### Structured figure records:
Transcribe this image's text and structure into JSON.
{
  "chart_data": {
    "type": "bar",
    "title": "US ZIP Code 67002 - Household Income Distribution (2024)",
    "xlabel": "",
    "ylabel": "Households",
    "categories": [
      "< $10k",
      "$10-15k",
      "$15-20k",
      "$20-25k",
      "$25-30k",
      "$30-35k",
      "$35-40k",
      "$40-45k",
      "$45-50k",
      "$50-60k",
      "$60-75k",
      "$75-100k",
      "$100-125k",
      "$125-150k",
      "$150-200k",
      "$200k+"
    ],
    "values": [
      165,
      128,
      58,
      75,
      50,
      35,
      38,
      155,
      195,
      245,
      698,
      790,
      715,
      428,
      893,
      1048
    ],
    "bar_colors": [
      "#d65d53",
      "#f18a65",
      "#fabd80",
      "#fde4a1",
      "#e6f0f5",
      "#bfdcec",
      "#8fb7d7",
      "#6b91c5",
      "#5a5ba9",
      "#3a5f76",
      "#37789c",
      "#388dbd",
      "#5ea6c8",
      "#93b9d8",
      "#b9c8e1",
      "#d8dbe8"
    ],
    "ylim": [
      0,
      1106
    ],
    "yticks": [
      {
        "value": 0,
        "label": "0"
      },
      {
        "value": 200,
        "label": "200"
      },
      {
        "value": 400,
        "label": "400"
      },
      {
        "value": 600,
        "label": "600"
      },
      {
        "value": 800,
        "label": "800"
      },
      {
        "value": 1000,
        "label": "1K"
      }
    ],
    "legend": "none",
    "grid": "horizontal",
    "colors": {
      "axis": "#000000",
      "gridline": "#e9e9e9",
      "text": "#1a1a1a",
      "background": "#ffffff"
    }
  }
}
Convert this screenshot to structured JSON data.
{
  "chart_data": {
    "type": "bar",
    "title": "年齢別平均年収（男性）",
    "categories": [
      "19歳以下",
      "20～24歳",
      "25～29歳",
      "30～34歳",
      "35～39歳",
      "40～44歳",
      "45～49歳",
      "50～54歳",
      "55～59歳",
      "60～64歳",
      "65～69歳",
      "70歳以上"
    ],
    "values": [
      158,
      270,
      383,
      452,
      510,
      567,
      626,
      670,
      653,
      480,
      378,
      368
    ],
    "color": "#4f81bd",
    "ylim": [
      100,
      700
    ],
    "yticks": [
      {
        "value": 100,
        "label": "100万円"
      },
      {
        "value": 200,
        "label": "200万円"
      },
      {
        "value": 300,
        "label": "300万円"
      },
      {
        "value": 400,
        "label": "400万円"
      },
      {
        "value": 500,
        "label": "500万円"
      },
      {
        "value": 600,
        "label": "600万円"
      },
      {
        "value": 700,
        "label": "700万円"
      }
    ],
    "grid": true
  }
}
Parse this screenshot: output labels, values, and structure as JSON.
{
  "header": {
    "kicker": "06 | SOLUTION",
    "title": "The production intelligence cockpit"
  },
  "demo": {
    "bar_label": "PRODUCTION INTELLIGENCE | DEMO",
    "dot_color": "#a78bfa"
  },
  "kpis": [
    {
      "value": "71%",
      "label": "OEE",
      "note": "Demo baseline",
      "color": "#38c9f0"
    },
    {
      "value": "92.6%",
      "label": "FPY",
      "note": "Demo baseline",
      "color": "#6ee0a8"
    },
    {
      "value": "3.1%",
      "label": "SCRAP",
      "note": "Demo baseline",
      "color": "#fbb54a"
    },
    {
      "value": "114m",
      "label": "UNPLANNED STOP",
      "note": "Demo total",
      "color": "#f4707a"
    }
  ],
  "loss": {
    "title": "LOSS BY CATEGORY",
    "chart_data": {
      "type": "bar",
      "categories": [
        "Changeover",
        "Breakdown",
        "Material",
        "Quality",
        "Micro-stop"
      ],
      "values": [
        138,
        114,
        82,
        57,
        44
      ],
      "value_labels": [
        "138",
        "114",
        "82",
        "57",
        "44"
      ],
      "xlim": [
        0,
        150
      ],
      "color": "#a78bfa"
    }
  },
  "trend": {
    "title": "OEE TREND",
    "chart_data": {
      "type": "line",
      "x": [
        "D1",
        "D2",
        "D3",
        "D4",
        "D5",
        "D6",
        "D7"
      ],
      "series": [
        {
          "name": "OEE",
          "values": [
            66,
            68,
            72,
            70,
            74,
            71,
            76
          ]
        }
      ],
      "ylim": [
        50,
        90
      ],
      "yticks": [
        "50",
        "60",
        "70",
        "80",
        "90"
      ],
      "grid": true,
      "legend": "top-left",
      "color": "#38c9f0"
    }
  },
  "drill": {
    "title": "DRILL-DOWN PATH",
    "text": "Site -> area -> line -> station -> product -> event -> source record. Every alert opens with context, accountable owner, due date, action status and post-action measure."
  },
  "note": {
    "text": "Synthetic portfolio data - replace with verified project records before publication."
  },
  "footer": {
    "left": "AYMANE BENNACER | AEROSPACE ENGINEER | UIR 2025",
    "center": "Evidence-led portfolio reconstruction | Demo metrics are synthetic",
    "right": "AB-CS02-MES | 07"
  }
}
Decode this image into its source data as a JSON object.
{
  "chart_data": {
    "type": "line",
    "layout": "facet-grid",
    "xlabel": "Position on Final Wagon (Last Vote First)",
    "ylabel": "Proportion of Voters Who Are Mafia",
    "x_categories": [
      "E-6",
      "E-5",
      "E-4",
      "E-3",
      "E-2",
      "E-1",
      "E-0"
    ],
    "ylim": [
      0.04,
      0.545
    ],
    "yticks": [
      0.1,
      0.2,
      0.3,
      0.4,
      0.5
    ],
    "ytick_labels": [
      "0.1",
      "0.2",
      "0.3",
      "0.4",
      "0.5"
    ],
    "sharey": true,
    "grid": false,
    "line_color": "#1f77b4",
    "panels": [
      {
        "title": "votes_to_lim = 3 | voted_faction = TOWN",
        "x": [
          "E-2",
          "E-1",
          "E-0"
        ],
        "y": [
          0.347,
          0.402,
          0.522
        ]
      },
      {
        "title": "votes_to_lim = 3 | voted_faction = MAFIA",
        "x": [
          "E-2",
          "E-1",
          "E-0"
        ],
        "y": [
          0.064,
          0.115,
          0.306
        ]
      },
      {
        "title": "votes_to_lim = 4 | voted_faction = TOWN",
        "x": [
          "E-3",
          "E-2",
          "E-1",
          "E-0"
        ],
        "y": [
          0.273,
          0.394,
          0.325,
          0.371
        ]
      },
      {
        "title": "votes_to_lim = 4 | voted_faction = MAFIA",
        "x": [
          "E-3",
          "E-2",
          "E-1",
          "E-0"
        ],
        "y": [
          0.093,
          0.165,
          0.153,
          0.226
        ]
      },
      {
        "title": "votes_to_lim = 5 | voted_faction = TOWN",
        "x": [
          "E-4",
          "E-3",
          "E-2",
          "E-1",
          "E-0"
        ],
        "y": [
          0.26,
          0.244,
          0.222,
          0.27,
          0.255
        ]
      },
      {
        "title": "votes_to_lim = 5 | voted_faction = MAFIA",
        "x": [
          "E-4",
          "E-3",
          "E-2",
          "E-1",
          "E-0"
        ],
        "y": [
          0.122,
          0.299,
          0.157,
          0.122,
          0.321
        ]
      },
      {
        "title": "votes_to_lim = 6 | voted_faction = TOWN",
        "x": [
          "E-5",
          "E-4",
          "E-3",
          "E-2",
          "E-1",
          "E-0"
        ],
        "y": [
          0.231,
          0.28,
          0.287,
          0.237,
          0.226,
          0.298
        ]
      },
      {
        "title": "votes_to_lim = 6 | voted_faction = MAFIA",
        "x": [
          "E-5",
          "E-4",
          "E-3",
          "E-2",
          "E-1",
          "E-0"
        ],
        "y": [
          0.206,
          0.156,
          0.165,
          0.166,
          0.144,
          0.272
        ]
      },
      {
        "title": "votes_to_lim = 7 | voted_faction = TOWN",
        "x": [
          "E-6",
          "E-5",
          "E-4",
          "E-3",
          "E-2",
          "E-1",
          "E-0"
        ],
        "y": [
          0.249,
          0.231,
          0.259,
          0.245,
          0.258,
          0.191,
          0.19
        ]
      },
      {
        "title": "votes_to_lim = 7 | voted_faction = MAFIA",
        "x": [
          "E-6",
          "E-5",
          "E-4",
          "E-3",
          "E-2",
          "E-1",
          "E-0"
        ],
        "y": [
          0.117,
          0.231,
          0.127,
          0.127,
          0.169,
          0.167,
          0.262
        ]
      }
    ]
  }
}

### GOAL:
From the listing above, return each line with the word "this".

### ANSWER TO THE TASK:
Transcribe this image's text and structure into JSON.
Convert this screenshot to structured JSON data.
Parse this screenshot: output labels, values, and structure as JSON.
Decode this image into its source data as a JSON object.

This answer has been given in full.